Supplied material:
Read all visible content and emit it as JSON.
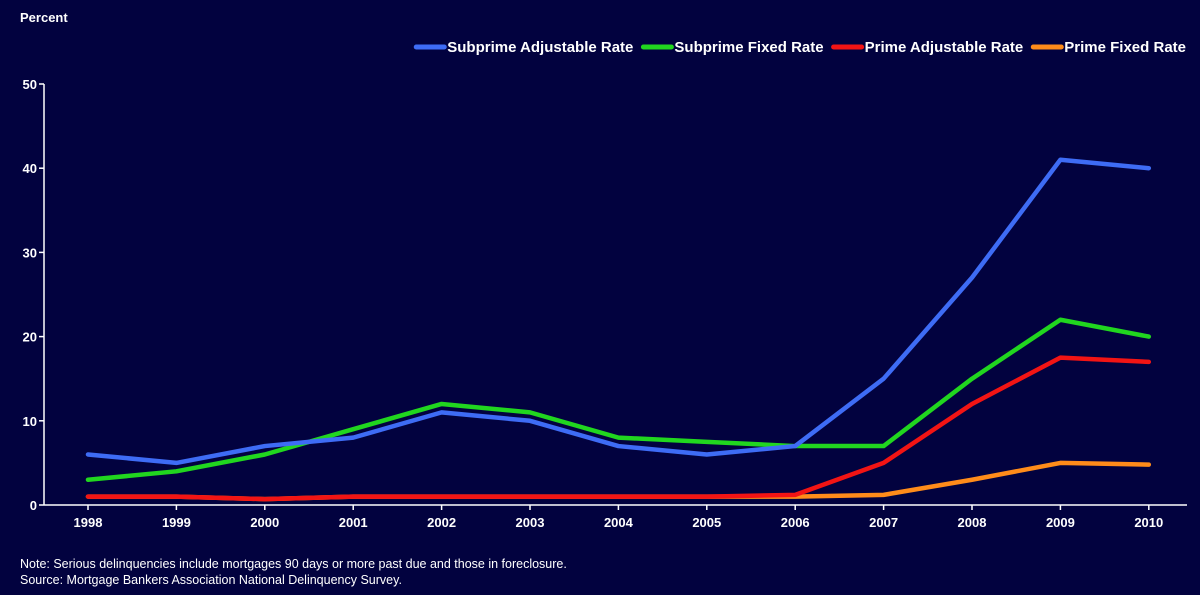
{
  "chart_data": {
    "type": "line",
    "ylabel": "Percent",
    "xlabel": "",
    "ylim": [
      0,
      50
    ],
    "yticks": [
      0,
      10,
      20,
      30,
      40,
      50
    ],
    "categories": [
      "1998",
      "1999",
      "2000",
      "2001",
      "2002",
      "2003",
      "2004",
      "2005",
      "2006",
      "2007",
      "2008",
      "2009",
      "2010"
    ],
    "legend_position": "top-right",
    "grid": false,
    "series": [
      {
        "name": "Subprime Adjustable Rate",
        "color": "#3e6cf5",
        "values": [
          6,
          5,
          7,
          8,
          11,
          10,
          7,
          6,
          7,
          15,
          27,
          41,
          40
        ]
      },
      {
        "name": "Subprime Fixed Rate",
        "color": "#21d61f",
        "values": [
          3,
          4,
          6,
          9,
          12,
          11,
          8,
          7.5,
          7,
          7,
          15,
          22,
          20
        ]
      },
      {
        "name": "Prime Adjustable Rate",
        "color": "#f21414",
        "values": [
          1,
          1,
          0.7,
          1,
          1,
          1,
          1,
          1,
          1.2,
          5,
          12,
          17.5,
          17
        ]
      },
      {
        "name": "Prime Fixed Rate",
        "color": "#ff8c1a",
        "values": [
          1,
          1,
          0.7,
          1,
          1,
          1,
          1,
          1,
          1,
          1.2,
          3,
          5,
          4.8
        ]
      }
    ]
  },
  "notes": {
    "line1": "Note: Serious delinquencies include mortgages 90 days or more past due and those in foreclosure.",
    "line2": "Source: Mortgage Bankers Association National Delinquency Survey."
  }
}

Goal of the exercise:
Leave out all images, then reproduce the entries above exactly.

Exercise output:
Read all visible content and emit it as JSON.
{
  "chart_data": {
    "type": "line",
    "ylabel": "Percent",
    "xlabel": "",
    "ylim": [
      0,
      50
    ],
    "yticks": [
      0,
      10,
      20,
      30,
      40,
      50
    ],
    "categories": [
      "1998",
      "1999",
      "2000",
      "2001",
      "2002",
      "2003",
      "2004",
      "2005",
      "2006",
      "2007",
      "2008",
      "2009",
      "2010"
    ],
    "legend_position": "top-right",
    "grid": false,
    "series": [
      {
        "name": "Subprime Adjustable Rate",
        "color": "#3e6cf5",
        "values": [
          6,
          5,
          7,
          8,
          11,
          10,
          7,
          6,
          7,
          15,
          27,
          41,
          40
        ]
      },
      {
        "name": "Subprime Fixed Rate",
        "color": "#21d61f",
        "values": [
          3,
          4,
          6,
          9,
          12,
          11,
          8,
          7.5,
          7,
          7,
          15,
          22,
          20
        ]
      },
      {
        "name": "Prime Adjustable Rate",
        "color": "#f21414",
        "values": [
          1,
          1,
          0.7,
          1,
          1,
          1,
          1,
          1,
          1.2,
          5,
          12,
          17.5,
          17
        ]
      },
      {
        "name": "Prime Fixed Rate",
        "color": "#ff8c1a",
        "values": [
          1,
          1,
          0.7,
          1,
          1,
          1,
          1,
          1,
          1,
          1.2,
          3,
          5,
          4.8
        ]
      }
    ]
  },
  "notes": {
    "line1": "Note: Serious delinquencies include mortgages 90 days or more past due and those in foreclosure.",
    "line2": "Source: Mortgage Bankers Association National Delinquency Survey."
  }
}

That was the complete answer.